> [Exercise details]: Pull out every line containing the string "variables".

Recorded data

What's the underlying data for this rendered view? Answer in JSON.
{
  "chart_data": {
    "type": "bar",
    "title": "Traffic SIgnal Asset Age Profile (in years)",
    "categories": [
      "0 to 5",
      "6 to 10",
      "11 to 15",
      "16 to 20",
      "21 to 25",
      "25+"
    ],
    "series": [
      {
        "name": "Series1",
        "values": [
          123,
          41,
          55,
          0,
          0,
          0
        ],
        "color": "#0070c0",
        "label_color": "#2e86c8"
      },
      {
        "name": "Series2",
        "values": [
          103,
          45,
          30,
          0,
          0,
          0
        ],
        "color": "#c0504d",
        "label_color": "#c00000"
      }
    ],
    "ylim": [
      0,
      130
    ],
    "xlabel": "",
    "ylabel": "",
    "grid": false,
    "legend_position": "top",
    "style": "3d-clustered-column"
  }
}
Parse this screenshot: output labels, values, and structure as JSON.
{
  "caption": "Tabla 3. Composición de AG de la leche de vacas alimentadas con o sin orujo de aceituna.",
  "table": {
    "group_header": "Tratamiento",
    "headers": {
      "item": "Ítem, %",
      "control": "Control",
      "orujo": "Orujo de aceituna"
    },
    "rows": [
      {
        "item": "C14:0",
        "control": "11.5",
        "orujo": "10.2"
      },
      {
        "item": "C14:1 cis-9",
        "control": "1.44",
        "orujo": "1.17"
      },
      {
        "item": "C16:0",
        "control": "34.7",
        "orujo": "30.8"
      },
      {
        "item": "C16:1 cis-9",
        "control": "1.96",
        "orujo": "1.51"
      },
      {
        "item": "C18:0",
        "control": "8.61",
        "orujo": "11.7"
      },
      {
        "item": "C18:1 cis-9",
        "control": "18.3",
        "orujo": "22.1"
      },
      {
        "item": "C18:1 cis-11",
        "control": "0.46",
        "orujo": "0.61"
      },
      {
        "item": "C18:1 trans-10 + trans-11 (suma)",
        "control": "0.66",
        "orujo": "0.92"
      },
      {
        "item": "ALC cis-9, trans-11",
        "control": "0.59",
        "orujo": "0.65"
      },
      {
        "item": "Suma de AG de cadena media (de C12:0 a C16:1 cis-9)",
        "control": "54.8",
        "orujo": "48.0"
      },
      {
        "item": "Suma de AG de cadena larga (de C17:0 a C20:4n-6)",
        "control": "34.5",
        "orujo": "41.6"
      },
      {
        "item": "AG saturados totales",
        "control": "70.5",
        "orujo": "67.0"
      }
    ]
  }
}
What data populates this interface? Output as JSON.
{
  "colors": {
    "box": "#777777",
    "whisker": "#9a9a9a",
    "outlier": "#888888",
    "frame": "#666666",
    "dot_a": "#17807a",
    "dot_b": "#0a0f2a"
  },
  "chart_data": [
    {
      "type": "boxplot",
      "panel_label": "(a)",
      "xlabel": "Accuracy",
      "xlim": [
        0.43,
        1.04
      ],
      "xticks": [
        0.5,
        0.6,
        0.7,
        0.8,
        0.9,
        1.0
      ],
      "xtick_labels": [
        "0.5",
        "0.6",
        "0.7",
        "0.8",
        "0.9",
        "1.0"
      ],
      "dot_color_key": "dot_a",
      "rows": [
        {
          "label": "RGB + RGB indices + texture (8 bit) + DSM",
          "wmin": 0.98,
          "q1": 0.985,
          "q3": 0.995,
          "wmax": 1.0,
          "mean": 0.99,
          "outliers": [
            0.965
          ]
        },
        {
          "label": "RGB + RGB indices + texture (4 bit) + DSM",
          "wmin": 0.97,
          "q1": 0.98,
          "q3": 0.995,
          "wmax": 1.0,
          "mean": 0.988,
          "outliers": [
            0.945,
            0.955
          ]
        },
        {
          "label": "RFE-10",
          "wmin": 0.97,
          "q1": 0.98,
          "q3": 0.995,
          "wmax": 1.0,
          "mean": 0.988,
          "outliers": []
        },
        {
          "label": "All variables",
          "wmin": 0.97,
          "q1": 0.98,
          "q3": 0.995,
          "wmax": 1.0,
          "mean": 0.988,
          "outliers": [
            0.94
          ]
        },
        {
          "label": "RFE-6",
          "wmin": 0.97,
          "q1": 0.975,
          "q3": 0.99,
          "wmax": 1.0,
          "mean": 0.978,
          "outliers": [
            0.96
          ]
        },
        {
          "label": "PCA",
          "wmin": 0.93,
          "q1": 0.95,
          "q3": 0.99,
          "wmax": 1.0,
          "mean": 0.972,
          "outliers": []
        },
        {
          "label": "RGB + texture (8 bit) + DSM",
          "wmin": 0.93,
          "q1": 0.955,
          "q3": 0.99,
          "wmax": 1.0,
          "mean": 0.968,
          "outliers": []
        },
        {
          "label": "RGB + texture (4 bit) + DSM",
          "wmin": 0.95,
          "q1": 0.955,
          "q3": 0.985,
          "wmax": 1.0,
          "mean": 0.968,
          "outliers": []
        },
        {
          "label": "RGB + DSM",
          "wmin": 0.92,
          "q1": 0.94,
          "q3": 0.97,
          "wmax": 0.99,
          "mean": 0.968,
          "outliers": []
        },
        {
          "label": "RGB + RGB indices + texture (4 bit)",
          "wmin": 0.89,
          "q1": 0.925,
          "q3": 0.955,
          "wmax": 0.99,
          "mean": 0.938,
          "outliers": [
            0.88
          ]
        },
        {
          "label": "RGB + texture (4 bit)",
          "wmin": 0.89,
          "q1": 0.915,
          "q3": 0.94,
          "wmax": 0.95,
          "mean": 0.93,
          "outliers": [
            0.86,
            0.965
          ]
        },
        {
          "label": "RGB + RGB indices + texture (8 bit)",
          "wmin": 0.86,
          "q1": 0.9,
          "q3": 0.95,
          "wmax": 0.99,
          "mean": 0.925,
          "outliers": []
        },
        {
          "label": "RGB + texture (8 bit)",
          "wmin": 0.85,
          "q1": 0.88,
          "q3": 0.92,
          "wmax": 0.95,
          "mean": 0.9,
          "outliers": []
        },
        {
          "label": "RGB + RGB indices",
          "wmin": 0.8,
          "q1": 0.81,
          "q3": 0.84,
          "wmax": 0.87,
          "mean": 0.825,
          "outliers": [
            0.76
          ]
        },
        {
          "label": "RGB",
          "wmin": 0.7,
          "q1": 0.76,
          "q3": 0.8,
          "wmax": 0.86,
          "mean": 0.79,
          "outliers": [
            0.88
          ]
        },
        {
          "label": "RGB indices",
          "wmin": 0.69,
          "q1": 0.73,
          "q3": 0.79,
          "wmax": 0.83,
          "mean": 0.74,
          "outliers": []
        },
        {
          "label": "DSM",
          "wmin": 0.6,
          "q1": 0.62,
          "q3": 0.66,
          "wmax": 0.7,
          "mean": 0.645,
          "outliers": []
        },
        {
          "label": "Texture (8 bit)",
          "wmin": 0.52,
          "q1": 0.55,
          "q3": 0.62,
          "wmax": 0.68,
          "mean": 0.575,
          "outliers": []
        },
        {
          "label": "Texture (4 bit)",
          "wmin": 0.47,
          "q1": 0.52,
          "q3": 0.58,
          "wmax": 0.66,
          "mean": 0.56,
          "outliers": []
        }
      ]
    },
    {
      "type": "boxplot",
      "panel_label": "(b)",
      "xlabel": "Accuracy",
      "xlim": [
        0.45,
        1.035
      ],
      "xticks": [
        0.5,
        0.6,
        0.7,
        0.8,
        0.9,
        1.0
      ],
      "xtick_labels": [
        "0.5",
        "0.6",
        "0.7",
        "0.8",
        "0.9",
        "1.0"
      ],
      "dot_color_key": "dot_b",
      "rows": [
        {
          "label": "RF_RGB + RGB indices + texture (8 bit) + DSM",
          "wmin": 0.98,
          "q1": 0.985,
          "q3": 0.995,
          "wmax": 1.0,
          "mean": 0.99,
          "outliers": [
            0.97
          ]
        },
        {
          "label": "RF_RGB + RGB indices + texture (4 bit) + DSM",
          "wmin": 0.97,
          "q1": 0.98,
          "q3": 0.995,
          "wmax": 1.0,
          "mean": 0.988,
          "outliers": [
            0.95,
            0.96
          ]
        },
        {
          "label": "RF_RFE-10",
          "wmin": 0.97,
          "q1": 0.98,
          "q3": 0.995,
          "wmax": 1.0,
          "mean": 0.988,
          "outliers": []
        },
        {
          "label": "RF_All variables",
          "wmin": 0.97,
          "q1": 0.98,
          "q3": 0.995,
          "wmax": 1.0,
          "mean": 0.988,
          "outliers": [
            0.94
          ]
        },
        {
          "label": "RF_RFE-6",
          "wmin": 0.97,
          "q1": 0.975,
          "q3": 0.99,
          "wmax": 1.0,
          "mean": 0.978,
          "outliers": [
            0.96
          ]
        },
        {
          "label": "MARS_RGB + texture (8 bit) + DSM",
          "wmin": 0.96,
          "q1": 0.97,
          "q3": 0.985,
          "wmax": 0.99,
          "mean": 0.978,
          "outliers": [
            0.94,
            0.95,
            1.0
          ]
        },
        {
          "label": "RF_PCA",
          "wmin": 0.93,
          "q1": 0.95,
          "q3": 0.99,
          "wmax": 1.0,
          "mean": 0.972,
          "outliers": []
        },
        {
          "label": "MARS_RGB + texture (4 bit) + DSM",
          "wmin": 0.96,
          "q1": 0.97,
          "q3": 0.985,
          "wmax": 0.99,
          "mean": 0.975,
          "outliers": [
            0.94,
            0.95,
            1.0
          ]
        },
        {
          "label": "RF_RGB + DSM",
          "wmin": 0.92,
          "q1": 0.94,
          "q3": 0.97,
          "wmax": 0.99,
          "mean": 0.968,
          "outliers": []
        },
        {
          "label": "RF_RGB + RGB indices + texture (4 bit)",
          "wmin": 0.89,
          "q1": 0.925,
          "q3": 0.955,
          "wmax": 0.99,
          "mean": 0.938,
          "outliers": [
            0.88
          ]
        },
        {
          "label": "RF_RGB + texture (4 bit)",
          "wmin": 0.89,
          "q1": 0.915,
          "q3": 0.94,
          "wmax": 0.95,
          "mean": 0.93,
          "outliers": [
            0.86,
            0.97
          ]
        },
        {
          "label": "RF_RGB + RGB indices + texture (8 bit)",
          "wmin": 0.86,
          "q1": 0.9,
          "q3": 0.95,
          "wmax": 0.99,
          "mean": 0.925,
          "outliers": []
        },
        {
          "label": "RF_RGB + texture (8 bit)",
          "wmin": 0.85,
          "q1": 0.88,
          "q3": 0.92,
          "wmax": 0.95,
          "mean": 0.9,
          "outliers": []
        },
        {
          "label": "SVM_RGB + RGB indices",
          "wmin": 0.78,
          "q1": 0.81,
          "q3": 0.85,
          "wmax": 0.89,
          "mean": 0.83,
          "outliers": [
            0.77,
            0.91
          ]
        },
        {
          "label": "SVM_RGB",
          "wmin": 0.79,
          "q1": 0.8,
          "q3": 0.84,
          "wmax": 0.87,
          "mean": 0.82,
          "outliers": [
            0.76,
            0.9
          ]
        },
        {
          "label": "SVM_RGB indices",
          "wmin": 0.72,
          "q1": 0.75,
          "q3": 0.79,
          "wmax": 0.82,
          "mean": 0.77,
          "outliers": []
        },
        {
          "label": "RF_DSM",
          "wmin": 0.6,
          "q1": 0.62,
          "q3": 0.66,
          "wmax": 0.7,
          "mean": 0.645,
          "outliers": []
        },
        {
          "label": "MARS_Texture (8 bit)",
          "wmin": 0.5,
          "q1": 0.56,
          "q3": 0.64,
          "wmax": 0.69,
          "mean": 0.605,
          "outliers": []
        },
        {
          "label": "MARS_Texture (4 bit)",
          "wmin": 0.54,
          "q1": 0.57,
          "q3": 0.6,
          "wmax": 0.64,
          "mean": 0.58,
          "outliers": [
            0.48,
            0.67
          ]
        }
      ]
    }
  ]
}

> [Result of this task]:
          "label": "All variables",
          "label": "RF_All variables",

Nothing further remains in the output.